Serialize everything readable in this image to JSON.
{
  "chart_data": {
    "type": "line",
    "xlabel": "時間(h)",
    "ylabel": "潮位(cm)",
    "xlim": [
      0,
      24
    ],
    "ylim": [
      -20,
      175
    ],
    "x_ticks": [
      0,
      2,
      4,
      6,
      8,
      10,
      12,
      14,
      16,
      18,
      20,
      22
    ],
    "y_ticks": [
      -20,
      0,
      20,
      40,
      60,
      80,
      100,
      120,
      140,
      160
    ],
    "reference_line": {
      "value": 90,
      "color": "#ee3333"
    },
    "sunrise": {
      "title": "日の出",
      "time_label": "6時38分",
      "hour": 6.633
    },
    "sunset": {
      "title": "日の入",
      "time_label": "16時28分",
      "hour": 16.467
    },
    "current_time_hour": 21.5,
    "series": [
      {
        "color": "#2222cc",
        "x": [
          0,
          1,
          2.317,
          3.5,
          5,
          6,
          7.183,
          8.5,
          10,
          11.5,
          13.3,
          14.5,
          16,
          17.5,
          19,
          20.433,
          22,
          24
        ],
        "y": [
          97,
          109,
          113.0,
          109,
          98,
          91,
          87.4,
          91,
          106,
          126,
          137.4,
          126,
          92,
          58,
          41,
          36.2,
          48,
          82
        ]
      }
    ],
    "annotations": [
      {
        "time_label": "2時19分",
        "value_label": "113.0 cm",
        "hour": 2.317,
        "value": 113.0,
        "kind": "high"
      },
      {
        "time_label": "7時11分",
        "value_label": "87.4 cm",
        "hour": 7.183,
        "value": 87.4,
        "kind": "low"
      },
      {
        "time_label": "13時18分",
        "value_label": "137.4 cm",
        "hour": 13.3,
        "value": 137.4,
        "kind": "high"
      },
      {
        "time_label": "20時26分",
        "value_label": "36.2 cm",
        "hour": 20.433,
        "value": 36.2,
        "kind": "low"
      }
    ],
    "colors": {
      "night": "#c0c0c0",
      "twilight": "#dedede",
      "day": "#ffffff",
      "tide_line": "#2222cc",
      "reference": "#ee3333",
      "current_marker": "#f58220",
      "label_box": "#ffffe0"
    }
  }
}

- - -

# Directions for this task
All of the records must be retyped exactly as they are.

# Completed task
Serialize everything readable in this image to JSON.
{
  "chart_data": {
    "type": "line",
    "xlabel": "時間(h)",
    "ylabel": "潮位(cm)",
    "xlim": [
      0,
      24
    ],
    "ylim": [
      -20,
      175
    ],
    "x_ticks": [
      0,
      2,
      4,
      6,
      8,
      10,
      12,
      14,
      16,
      18,
      20,
      22
    ],
    "y_ticks": [
      -20,
      0,
      20,
      40,
      60,
      80,
      100,
      120,
      140,
      160
    ],
    "reference_line": {
      "value": 90,
      "color": "#ee3333"
    },
    "sunrise": {
      "title": "日の出",
      "time_label": "6時38分",
      "hour": 6.633
    },
    "sunset": {
      "title": "日の入",
      "time_label": "16時28分",
      "hour": 16.467
    },
    "current_time_hour": 21.5,
    "series": [
      {
        "color": "#2222cc",
        "x": [
          0,
          1,
          2.317,
          3.5,
          5,
          6,
          7.183,
          8.5,
          10,
          11.5,
          13.3,
          14.5,
          16,
          17.5,
          19,
          20.433,
          22,
          24
        ],
        "y": [
          97,
          109,
          113.0,
          109,
          98,
          91,
          87.4,
          91,
          106,
          126,
          137.4,
          126,
          92,
          58,
          41,
          36.2,
          48,
          82
        ]
      }
    ],
    "annotations": [
      {
        "time_label": "2時19分",
        "value_label": "113.0 cm",
        "hour": 2.317,
        "value": 113.0,
        "kind": "high"
      },
      {
        "time_label": "7時11分",
        "value_label": "87.4 cm",
        "hour": 7.183,
        "value": 87.4,
        "kind": "low"
      },
      {
        "time_label": "13時18分",
        "value_label": "137.4 cm",
        "hour": 13.3,
        "value": 137.4,
        "kind": "high"
      },
      {
        "time_label": "20時26分",
        "value_label": "36.2 cm",
        "hour": 20.433,
        "value": 36.2,
        "kind": "low"
      }
    ],
    "colors": {
      "night": "#c0c0c0",
      "twilight": "#dedede",
      "day": "#ffffff",
      "tide_line": "#2222cc",
      "reference": "#ee3333",
      "current_marker": "#f58220",
      "label_box": "#ffffe0"
    }
  }
}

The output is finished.